From the records, pick out and copy each line containing "教坛新秀".
━━ PROVIDED MATERIAL
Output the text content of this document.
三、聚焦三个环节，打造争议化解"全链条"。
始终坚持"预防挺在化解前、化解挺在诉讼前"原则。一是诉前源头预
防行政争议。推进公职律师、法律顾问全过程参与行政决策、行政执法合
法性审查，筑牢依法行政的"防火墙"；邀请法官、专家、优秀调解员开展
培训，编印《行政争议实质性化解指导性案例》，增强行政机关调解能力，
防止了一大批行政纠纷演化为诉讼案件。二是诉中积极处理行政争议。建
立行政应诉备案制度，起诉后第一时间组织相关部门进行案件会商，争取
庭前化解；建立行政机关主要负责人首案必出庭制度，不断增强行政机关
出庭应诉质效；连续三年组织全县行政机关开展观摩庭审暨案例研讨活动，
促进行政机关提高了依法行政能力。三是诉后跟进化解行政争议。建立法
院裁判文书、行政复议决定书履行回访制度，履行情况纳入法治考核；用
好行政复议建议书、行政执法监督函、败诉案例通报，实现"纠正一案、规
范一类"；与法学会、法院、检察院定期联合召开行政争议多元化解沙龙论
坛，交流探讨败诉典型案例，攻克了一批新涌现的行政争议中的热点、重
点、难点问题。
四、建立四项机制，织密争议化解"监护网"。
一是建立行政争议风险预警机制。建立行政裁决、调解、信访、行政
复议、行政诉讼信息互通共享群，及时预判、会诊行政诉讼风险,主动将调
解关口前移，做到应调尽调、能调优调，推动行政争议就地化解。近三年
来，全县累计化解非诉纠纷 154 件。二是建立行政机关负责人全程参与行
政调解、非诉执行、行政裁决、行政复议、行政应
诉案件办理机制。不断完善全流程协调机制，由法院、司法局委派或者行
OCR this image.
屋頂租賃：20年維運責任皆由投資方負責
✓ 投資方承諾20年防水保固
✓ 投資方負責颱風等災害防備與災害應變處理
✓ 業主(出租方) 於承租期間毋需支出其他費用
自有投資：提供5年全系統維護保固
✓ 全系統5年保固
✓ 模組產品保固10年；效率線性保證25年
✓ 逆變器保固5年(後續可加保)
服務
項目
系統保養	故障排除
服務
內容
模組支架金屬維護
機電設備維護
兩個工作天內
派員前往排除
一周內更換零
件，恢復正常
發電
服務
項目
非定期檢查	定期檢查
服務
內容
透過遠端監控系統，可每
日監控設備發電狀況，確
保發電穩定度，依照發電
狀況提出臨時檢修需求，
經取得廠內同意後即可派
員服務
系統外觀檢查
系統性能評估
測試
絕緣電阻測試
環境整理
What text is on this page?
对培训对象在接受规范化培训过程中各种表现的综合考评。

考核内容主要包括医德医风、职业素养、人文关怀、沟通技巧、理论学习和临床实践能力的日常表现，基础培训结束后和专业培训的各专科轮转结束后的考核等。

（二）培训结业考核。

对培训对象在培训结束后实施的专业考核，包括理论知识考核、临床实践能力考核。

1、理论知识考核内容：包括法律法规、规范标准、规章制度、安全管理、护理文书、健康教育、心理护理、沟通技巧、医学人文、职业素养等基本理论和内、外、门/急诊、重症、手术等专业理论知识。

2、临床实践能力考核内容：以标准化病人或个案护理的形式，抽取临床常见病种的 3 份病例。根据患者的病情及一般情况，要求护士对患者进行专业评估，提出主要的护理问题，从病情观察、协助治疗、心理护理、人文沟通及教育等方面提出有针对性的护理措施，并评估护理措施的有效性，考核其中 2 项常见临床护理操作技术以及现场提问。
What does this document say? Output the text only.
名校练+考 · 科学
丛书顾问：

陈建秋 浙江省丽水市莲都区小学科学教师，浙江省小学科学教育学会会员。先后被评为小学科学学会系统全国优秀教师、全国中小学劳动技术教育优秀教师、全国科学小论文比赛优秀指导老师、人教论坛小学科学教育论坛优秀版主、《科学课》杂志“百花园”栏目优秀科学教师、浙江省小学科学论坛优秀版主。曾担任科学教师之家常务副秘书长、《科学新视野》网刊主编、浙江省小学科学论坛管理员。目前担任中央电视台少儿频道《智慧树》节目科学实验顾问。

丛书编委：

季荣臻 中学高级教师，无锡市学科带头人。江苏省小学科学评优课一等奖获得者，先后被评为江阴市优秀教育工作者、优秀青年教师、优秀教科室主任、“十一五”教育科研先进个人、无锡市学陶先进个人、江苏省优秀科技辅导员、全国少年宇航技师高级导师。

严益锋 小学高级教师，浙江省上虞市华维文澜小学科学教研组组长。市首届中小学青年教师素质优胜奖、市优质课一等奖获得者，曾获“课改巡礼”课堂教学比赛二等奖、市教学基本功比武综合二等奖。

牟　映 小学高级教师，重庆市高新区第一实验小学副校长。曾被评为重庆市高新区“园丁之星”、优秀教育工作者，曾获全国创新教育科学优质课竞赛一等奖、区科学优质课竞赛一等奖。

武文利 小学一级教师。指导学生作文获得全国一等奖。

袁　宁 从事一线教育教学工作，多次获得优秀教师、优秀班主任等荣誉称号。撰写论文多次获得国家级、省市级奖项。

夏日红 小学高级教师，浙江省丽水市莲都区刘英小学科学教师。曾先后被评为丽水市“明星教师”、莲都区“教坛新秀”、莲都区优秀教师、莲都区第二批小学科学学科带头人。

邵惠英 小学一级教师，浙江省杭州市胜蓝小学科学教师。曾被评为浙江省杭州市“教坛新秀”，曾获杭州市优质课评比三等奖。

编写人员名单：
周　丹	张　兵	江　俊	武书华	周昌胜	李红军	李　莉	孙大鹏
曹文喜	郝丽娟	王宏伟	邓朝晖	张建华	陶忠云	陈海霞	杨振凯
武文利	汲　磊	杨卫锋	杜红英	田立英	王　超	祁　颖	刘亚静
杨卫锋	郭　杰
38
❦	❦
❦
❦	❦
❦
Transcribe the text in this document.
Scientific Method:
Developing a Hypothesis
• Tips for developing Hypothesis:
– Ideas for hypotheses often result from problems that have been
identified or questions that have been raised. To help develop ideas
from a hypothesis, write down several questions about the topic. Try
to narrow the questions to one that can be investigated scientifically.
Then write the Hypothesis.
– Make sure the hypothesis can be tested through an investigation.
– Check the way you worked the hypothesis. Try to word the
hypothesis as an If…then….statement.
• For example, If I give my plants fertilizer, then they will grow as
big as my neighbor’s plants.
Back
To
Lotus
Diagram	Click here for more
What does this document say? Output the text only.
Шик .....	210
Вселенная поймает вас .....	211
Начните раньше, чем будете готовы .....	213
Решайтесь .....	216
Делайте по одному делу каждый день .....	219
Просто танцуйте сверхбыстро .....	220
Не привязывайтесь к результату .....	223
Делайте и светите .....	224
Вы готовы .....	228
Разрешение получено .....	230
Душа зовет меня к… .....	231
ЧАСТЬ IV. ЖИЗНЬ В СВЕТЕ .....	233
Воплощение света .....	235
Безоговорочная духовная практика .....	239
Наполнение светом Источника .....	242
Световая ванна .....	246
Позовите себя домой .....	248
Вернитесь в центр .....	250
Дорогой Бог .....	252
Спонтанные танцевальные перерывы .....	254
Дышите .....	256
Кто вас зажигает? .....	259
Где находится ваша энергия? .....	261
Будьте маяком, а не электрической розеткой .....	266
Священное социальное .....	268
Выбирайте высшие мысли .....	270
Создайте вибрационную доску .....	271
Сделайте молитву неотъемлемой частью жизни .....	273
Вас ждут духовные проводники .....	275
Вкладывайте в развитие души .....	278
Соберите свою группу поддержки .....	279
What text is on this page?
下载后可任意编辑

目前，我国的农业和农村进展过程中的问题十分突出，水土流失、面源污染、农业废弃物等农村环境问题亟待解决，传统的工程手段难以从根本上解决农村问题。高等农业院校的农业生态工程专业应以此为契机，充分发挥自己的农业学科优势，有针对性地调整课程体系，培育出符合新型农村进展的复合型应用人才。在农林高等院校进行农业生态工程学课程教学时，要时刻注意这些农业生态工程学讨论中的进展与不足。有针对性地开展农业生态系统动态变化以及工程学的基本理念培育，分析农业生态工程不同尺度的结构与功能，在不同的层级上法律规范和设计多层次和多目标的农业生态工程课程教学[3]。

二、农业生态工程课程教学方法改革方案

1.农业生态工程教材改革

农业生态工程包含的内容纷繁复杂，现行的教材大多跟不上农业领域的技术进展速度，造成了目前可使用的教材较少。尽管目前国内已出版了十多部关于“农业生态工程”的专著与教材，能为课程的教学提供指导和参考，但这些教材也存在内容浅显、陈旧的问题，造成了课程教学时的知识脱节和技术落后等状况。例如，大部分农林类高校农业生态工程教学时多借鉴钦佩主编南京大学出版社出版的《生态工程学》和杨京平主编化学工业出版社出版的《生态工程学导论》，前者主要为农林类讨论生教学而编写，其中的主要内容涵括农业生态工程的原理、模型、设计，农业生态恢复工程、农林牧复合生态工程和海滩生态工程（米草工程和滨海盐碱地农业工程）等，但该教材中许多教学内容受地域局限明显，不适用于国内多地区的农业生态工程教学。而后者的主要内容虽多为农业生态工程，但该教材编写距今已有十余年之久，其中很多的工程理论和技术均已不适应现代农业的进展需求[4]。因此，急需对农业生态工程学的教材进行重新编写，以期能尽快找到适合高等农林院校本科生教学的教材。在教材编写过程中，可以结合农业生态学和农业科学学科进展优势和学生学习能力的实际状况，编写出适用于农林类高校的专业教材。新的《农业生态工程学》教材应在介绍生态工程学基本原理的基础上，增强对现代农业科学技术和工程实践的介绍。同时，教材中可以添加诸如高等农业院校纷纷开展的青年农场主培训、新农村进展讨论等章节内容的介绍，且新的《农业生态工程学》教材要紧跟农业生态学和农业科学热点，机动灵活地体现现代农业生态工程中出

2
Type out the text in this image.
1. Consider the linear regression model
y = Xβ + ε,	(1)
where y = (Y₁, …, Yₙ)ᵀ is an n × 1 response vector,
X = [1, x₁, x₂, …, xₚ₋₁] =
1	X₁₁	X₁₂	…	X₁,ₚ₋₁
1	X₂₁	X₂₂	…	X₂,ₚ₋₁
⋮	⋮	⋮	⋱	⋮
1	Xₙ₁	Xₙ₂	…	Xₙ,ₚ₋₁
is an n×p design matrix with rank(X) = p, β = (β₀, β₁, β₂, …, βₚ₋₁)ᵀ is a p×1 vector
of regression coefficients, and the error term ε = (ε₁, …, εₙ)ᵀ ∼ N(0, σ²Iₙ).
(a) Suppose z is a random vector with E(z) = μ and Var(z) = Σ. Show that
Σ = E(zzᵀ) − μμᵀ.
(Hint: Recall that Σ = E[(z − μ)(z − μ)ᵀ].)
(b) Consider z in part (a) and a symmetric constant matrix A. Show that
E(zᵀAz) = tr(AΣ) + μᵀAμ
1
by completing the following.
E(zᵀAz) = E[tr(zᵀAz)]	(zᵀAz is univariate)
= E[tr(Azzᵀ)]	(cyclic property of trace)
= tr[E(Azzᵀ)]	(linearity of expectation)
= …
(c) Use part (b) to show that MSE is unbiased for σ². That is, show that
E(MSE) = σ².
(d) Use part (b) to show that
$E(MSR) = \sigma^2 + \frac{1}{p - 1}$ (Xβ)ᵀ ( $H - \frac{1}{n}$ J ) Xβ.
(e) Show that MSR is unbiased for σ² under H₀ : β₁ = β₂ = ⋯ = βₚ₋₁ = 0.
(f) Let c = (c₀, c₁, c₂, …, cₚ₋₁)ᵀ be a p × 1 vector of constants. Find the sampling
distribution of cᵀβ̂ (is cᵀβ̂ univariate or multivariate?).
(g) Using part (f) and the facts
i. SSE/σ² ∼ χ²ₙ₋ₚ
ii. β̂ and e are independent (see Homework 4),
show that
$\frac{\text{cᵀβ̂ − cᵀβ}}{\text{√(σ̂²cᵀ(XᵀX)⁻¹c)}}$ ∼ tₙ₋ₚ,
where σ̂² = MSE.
━━━━
▶ **RESULT OF THE TASK**:
夏日红 小学高级教师，浙江省丽水市莲都区刘英小学科学教师。曾先后被评为丽水市“明星教师”、莲都区“教坛新秀”、莲都区优秀教师、莲都区第二批小学科学学科带头人。
邵惠英 小学一级教师，浙江省杭州市胜蓝小学科学教师。曾被评为浙江省杭州市“教坛新秀”，曾获杭州市优质课评比三等奖。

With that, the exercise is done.